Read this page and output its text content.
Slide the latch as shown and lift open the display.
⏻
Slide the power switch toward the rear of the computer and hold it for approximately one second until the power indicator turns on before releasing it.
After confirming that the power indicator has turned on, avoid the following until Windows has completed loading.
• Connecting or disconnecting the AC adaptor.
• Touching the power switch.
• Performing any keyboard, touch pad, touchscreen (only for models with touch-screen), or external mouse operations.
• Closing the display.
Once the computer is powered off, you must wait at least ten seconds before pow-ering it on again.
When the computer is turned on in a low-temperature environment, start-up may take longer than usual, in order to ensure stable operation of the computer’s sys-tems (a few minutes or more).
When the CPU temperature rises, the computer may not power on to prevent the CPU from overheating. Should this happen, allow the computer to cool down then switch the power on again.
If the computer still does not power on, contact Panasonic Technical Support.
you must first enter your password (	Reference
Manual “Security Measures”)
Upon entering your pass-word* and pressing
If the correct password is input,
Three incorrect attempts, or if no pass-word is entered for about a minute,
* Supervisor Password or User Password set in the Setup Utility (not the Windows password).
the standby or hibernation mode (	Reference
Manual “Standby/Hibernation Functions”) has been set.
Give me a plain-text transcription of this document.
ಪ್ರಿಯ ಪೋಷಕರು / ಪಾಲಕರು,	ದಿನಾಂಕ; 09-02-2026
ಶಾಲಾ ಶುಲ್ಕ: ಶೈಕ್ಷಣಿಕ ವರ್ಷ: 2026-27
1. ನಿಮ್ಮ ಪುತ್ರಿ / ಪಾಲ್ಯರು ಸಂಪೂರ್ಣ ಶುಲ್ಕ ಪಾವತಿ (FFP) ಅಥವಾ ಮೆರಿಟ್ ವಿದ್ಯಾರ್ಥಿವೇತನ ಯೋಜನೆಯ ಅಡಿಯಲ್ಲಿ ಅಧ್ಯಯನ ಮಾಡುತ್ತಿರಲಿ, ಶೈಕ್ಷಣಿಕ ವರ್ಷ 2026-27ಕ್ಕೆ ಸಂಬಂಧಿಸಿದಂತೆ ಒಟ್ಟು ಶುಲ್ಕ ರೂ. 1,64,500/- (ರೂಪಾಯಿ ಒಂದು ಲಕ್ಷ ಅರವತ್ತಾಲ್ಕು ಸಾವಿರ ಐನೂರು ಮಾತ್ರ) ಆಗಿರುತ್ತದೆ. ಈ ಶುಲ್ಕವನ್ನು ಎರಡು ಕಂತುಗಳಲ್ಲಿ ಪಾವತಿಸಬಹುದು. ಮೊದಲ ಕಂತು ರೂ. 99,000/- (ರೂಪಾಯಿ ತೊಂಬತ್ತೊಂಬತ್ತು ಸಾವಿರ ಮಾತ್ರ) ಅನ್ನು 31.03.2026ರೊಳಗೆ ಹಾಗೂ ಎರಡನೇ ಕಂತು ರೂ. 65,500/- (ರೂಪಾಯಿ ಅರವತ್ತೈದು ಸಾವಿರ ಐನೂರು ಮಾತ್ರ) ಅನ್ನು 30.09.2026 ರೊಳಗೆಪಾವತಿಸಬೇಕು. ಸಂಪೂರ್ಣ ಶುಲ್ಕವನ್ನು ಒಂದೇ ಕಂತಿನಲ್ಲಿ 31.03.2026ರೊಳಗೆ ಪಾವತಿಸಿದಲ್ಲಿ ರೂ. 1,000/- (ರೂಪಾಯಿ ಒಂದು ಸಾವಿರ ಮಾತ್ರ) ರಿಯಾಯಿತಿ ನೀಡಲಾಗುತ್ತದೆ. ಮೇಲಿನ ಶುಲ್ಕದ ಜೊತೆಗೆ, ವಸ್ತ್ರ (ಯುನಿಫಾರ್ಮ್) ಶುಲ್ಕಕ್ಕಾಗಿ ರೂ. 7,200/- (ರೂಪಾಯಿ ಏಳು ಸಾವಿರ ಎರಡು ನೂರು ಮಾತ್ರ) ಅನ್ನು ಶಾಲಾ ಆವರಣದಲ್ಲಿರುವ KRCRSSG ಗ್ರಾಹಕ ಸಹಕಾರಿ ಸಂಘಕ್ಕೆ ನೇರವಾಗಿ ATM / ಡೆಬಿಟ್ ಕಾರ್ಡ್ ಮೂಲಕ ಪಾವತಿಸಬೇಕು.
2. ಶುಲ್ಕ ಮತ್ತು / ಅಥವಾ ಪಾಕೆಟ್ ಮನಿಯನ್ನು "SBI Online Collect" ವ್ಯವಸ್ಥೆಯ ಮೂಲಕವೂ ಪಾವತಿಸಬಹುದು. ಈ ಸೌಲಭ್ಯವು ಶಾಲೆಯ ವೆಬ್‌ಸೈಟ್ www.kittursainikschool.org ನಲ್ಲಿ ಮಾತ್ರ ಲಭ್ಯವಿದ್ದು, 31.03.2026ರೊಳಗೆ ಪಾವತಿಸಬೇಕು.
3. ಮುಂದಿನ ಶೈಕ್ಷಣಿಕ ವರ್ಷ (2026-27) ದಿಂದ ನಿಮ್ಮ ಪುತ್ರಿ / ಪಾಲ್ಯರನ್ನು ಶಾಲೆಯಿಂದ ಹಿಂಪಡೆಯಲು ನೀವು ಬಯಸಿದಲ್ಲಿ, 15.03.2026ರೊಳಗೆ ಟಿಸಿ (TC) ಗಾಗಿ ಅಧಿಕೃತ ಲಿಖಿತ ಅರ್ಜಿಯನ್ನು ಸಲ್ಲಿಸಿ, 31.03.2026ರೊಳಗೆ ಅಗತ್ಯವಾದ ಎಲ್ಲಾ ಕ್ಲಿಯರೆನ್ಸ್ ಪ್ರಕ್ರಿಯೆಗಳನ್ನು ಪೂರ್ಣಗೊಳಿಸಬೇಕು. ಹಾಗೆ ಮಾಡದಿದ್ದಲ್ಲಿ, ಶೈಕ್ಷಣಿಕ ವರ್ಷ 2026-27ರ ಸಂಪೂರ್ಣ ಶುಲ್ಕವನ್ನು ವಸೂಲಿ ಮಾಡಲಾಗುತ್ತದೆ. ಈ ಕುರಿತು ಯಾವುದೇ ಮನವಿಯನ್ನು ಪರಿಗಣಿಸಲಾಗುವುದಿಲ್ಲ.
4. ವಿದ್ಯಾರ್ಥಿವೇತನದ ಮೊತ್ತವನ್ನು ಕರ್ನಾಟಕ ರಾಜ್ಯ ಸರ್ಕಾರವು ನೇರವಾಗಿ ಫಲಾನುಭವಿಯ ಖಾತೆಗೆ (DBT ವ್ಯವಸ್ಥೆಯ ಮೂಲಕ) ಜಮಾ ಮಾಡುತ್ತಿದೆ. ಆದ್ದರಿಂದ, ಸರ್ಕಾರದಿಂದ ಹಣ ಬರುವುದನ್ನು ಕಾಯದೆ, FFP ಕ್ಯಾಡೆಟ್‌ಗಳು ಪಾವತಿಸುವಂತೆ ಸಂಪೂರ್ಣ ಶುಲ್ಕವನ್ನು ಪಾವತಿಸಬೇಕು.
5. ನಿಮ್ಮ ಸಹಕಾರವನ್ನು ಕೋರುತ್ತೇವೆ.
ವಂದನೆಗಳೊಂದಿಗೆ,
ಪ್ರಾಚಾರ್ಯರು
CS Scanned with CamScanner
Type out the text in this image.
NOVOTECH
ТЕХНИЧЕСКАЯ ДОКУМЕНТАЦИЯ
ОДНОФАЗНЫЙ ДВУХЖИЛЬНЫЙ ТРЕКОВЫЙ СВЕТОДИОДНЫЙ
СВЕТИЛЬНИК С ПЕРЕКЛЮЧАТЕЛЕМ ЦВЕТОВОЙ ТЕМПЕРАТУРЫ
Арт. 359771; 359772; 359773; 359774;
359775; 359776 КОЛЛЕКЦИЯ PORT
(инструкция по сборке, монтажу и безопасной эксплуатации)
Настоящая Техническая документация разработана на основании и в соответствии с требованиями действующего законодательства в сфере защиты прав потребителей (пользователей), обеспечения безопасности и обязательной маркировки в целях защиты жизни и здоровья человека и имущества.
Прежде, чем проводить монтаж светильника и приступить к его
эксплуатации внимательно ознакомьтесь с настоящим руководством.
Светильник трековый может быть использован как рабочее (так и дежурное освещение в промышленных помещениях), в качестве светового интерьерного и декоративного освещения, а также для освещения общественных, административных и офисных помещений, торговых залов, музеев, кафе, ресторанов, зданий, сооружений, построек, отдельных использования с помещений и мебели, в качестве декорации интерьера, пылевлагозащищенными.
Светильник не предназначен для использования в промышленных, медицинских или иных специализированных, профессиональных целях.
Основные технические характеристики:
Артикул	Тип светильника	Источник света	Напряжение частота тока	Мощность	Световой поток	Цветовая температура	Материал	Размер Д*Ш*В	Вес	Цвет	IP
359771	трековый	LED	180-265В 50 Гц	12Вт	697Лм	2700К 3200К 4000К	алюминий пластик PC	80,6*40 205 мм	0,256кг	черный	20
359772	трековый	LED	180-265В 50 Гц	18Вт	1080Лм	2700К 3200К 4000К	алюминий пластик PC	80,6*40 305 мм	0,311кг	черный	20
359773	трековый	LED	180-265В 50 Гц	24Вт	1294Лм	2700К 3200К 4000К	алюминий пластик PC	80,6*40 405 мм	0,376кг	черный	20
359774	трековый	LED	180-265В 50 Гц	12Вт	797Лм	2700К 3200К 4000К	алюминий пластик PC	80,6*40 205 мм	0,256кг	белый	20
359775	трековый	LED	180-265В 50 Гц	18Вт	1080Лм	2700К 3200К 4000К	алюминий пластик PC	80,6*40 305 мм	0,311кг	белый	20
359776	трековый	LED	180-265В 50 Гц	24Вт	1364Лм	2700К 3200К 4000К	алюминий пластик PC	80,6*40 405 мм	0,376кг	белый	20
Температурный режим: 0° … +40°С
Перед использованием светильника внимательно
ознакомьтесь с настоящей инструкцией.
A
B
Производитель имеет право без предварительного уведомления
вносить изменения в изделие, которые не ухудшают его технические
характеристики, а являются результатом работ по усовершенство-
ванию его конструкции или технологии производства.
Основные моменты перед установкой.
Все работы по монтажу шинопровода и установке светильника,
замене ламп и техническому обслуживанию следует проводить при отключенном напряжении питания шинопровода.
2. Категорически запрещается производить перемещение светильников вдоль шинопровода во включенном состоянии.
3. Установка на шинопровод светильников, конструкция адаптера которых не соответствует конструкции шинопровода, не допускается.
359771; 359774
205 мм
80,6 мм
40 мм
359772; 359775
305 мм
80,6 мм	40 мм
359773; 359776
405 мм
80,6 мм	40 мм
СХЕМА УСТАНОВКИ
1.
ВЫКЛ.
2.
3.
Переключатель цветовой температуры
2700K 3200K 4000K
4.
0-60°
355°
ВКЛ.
· · · · · · ·
Pick out all the lines with the word "your" in them and copy them.

▶ **Exercise output**
you must first enter your password (	Reference
Upon entering your pass-word* and pressing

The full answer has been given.